» Task directions:
Reproduce the records below exactly as they appear, omitting any pictures they contain.

» Available records:
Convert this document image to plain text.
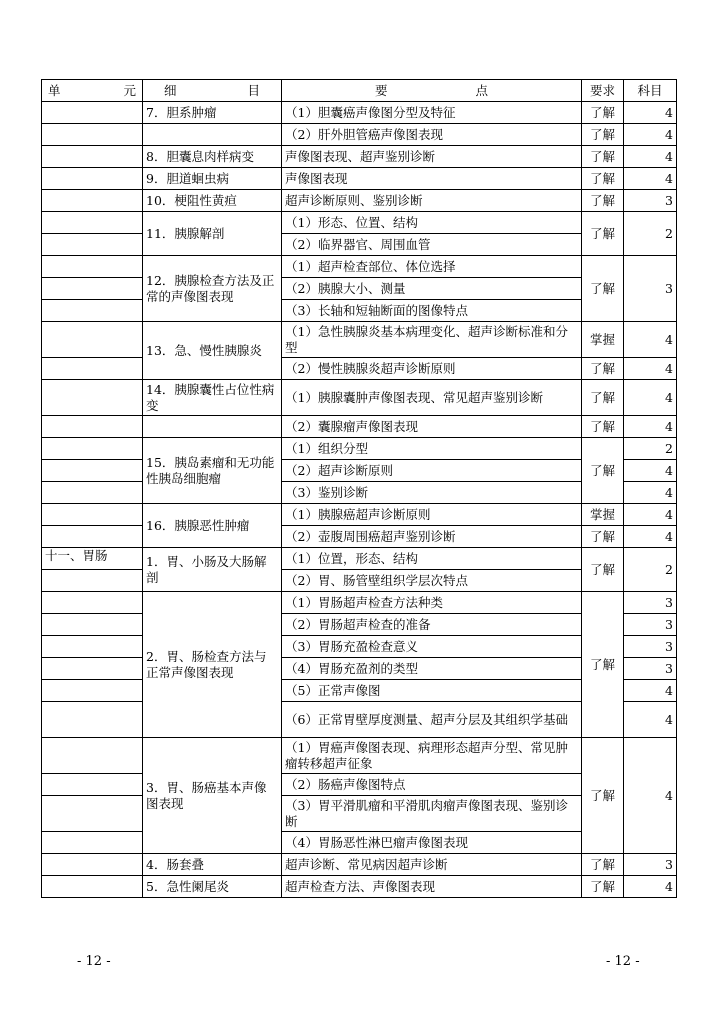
单　　　　元	细 目	要 点	要求	科目
	7．胆系肿瘤	（1）胆囊癌声像图分型及特征	了解	4
		（2）肝外胆管癌声像图表现	了解	4
	8．胆囊息肉样病变	声像图表现、超声鉴别诊断	了解	4
	9．胆道蛔虫病	声像图表现	了解	4
	10．梗阻性黄疸	超声诊断原则、鉴别诊断	了解	3
	11．胰腺解剖	（1）形态、位置、结构	了解	2
		（2）临界器官、周围血管		
	12．胰腺检查方法及正常的声像图表现	（1）超声检查部位、体位选择	了解	3
		（2）胰腺大小、测量		
		（3）长轴和短轴断面的图像特点		
	13．急、慢性胰腺炎	（1）急性胰腺炎基本病理变化、超声诊断标准和分型	掌握	4
		（2）慢性胰腺炎超声诊断原则	了解	4
	14．胰腺囊性占位性病变	（1）胰腺囊肿声像图表现、常见超声鉴别诊断	了解	4
		（2）囊腺瘤声像图表现	了解	4
	15．胰岛素瘤和无功能性胰岛细胞瘤	（1）组织分型	了解	2
		（2）超声诊断原则		4
		（3）鉴别诊断		4
	16．胰腺恶性肿瘤	（1）胰腺癌超声诊断原则	掌握	4
		（2）壶腹周围癌超声鉴别诊断	了解	4
十一、胃肠	1．胃、小肠及大肠解剖	（1）位置，形态、结构	了解	2
		（2）胃、肠管壁组织学层次特点		
	2．胃、肠检查方法与正常声像图表现	（1）胃肠超声检查方法种类	了解	3
		（2）胃肠超声检查的准备		3
		（3）胃肠充盈检查意义		3
		（4）胃肠充盈剂的类型		3
		（5）正常声像图		4
		（6）正常胃壁厚度测量、超声分层及其组织学基础		4
	3．胃、肠癌基本声像图表现	（1）胃癌声像图表现、病理形态超声分型、常见肿瘤转移超声征象	了解	4
		（2）肠癌声像图特点		
		（3）胃平滑肌瘤和平滑肌肉瘤声像图表现、鉴别诊断		
		（4）胃肠恶性淋巴瘤声像图表现		
	4．肠套叠	超声诊断、常见病因超声诊断	了解	3
	5．急性阑尾炎	超声检查方法、声像图表现	了解	4
- 12 -	- 12 -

» Solution for this task:
Convert this document image to plain text.
单　　　　元	细 目	要 点	要求	科目
	7．胆系肿瘤	（1）胆囊癌声像图分型及特征	了解	4
		（2）肝外胆管癌声像图表现	了解	4
	8．胆囊息肉样病变	声像图表现、超声鉴别诊断	了解	4
	9．胆道蛔虫病	声像图表现	了解	4
	10．梗阻性黄疸	超声诊断原则、鉴别诊断	了解	3
	11．胰腺解剖	（1）形态、位置、结构	了解	2
		（2）临界器官、周围血管		
	12．胰腺检查方法及正常的声像图表现	（1）超声检查部位、体位选择	了解	3
		（2）胰腺大小、测量		
		（3）长轴和短轴断面的图像特点		
	13．急、慢性胰腺炎	（1）急性胰腺炎基本病理变化、超声诊断标准和分型	掌握	4
		（2）慢性胰腺炎超声诊断原则	了解	4
	14．胰腺囊性占位性病变	（1）胰腺囊肿声像图表现、常见超声鉴别诊断	了解	4
		（2）囊腺瘤声像图表现	了解	4
	15．胰岛素瘤和无功能性胰岛细胞瘤	（1）组织分型	了解	2
		（2）超声诊断原则		4
		（3）鉴别诊断		4
	16．胰腺恶性肿瘤	（1）胰腺癌超声诊断原则	掌握	4
		（2）壶腹周围癌超声鉴别诊断	了解	4
十一、胃肠	1．胃、小肠及大肠解剖	（1）位置，形态、结构	了解	2
		（2）胃、肠管壁组织学层次特点		
	2．胃、肠检查方法与正常声像图表现	（1）胃肠超声检查方法种类	了解	3
		（2）胃肠超声检查的准备		3
		（3）胃肠充盈检查意义		3
		（4）胃肠充盈剂的类型		3
		（5）正常声像图		4
		（6）正常胃壁厚度测量、超声分层及其组织学基础		4
	3．胃、肠癌基本声像图表现	（1）胃癌声像图表现、病理形态超声分型、常见肿瘤转移超声征象	了解	4
		（2）肠癌声像图特点		
		（3）胃平滑肌瘤和平滑肌肉瘤声像图表现、鉴别诊断		
		（4）胃肠恶性淋巴瘤声像图表现		
	4．肠套叠	超声诊断、常见病因超声诊断	了解	3
	5．急性阑尾炎	超声检查方法、声像图表现	了解	4
- 12 -	- 12 -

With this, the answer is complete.